#### Data records ####

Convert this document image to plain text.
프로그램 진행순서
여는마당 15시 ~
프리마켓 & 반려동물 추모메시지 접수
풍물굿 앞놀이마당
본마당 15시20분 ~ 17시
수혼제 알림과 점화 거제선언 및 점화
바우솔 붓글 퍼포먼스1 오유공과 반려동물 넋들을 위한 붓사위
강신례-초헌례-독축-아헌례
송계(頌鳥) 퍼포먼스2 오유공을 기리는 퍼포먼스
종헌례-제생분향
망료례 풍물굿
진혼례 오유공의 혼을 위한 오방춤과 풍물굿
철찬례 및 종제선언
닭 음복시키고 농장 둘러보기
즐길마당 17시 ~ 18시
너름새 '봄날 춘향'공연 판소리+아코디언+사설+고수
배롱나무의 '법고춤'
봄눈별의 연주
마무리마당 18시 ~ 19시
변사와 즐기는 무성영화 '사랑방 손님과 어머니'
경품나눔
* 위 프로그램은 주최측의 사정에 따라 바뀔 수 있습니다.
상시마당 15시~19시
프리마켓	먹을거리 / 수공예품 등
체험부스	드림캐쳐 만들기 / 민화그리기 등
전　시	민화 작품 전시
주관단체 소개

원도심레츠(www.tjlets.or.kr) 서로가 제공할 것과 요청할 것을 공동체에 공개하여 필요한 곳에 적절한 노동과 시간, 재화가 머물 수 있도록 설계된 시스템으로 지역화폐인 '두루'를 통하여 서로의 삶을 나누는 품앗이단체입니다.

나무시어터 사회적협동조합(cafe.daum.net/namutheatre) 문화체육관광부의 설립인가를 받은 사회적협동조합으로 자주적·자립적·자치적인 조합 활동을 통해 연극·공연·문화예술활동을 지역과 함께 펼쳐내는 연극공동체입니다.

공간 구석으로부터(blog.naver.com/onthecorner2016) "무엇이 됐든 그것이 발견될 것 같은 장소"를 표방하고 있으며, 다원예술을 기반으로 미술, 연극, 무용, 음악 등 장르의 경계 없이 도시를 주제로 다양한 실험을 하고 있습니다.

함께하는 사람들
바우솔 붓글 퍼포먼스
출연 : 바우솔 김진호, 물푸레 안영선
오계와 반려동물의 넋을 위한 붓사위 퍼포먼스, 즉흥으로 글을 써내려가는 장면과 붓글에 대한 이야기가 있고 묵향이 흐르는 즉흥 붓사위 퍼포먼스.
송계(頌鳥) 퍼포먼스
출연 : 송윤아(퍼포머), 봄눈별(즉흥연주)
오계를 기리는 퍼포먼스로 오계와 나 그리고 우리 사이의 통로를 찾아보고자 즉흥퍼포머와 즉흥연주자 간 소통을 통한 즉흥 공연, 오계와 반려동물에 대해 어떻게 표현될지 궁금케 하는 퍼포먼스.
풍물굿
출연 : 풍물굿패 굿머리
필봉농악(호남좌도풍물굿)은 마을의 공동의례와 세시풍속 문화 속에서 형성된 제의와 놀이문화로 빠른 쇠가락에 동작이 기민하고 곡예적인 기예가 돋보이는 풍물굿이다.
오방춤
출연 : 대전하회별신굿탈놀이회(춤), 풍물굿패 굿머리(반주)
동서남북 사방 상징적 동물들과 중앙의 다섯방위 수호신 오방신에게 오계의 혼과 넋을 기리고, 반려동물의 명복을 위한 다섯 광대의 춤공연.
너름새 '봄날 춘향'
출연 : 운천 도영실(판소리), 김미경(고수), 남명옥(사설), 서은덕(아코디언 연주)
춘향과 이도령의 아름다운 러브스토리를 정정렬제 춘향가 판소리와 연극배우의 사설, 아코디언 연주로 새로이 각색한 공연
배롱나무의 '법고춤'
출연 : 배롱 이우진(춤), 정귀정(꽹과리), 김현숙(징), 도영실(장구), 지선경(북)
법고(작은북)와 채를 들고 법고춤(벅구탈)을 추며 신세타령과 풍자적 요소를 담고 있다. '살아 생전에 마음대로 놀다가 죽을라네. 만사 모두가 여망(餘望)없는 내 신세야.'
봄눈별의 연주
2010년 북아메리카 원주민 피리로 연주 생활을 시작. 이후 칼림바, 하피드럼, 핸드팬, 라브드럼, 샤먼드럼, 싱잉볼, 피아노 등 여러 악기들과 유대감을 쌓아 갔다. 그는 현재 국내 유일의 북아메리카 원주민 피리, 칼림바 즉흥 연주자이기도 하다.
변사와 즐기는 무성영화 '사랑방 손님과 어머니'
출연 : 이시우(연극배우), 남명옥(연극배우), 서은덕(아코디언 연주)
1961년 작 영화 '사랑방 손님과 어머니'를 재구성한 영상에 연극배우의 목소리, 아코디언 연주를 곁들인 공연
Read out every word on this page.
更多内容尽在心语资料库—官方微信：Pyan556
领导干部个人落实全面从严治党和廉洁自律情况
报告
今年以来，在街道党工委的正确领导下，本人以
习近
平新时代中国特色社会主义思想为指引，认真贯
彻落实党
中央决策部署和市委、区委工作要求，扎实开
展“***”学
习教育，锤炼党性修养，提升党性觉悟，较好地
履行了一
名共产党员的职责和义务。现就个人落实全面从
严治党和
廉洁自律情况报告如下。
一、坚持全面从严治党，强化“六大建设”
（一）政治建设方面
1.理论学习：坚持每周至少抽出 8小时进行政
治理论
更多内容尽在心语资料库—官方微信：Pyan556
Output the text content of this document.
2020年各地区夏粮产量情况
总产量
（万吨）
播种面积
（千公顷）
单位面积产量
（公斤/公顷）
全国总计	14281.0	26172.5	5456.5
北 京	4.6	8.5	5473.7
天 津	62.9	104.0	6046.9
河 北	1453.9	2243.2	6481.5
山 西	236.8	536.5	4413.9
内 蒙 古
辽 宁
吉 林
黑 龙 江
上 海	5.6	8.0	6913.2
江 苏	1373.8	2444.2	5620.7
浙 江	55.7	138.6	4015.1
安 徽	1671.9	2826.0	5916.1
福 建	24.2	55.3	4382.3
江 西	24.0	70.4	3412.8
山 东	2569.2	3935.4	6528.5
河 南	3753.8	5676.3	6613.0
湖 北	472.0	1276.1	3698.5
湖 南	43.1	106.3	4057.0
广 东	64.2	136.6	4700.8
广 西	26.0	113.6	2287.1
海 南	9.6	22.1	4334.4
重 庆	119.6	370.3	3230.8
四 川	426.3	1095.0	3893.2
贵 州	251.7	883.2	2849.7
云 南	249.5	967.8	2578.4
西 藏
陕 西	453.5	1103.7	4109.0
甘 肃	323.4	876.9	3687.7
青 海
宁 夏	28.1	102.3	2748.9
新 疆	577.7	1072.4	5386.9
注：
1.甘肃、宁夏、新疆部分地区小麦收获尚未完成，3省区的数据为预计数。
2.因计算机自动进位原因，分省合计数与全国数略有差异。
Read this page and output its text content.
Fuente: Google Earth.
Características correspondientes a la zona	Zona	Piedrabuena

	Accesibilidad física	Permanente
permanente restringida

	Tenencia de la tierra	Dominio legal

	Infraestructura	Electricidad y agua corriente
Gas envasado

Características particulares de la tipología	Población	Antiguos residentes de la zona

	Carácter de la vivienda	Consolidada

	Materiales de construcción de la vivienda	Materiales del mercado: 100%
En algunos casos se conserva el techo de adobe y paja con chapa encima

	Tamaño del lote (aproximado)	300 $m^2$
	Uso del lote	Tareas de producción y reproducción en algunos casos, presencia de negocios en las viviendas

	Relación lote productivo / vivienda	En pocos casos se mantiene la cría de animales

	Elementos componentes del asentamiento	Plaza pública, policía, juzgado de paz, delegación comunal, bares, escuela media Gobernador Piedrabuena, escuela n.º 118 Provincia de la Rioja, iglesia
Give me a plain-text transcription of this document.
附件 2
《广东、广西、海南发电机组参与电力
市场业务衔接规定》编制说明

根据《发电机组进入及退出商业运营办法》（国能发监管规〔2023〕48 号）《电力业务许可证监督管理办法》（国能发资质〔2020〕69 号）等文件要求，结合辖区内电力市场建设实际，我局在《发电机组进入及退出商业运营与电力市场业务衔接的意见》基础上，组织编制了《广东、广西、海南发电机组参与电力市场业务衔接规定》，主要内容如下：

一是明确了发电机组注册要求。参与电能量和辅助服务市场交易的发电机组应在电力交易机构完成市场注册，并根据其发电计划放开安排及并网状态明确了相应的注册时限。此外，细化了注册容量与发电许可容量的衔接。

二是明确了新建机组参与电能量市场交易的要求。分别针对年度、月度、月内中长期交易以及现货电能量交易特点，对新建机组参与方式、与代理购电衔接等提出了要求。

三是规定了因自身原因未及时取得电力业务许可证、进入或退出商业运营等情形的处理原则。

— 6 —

####

→ **Work to be completed**: Pull every line containing the word "text" out of the material and copy it.

→ **The result**:
Convert this document image to plain text.
Output the text content of this document.
Read this page and output its text content.
Give me a plain-text transcription of this document.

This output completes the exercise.